→ **What needs to be done**
Note each line where "many" appears, and copy it.

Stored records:
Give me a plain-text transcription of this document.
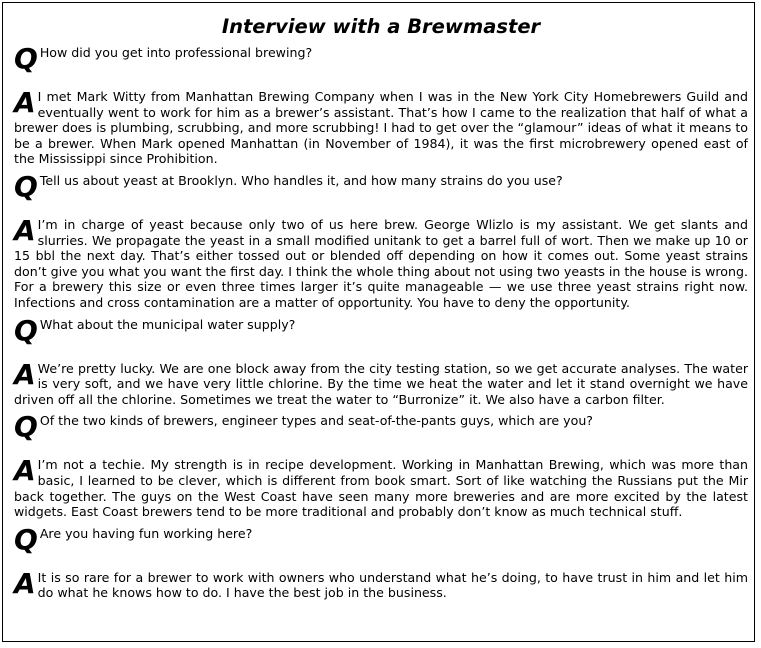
Interview with a Brewmaster
Q How did you get into professional brewing?
A I met Mark Witty from Manhattan Brewing Company when I was in the New York City Homebrewers Guild and eventually went to work for him as a brewer’s assistant. That’s how I came to the realization that half of what a brewer does is plumbing, scrubbing, and more scrubbing! I had to get over the “glamour” ideas of what it means to be a brewer. When Mark opened Manhattan (in November of 1984), it was the first microbrewery opened east of the Mississippi since Prohibition.
Q Tell us about yeast at Brooklyn. Who handles it, and how many strains do you use?
A I’m in charge of yeast because only two of us here brew. George Wlizlo is my assistant. We get slants and slurries. We propagate the yeast in a small modified unitank to get a barrel full of wort. Then we make up 10 or 15 bbl the next day. That’s either tossed out or blended off depending on how it comes out. Some yeast strains don’t give you what you want the first day. I think the whole thing about not using two yeasts in the house is wrong. For a brewery this size or even three times larger it’s quite manageable — we use three yeast strains right now. Infections and cross contamination are a matter of opportunity. You have to deny the opportunity.
Q What about the municipal water supply?
A We’re pretty lucky. We are one block away from the city testing station, so we get accurate analyses. The water is very soft, and we have very little chlorine. By the time we heat the water and let it stand overnight we have driven off all the chlorine. Sometimes we treat the water to “Burronize” it. We also have a carbon filter.
Q Of the two kinds of brewers, engineer types and seat-of-the-pants guys, which are you?
A I’m not a techie. My strength is in recipe development. Working in Manhattan Brewing, which was more than basic, I learned to be clever, which is different from book smart. Sort of like watching the Russians put the Mir back together. The guys on the West Coast have seen many more breweries and are more excited by the latest widgets. East Coast brewers tend to be more traditional and probably don’t know as much technical stuff.
Q Are you having fun working here?
A It is so rare for a brewer to work with owners who understand what he’s doing, to have trust in him and let him do what he knows how to do. I have the best job in the business.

→ **Result**
Q Tell us about yeast at Brooklyn. Who handles it, and how many strains do you use?
A I’m not a techie. My strength is in recipe development. Working in Manhattan Brewing, which was more than basic, I learned to be clever, which is different from book smart. Sort of like watching the Russians put the Mir back together. The guys on the West Coast have seen many more breweries and are more excited by the latest widgets. East Coast brewers tend to be more traditional and probably don’t know as much technical stuff.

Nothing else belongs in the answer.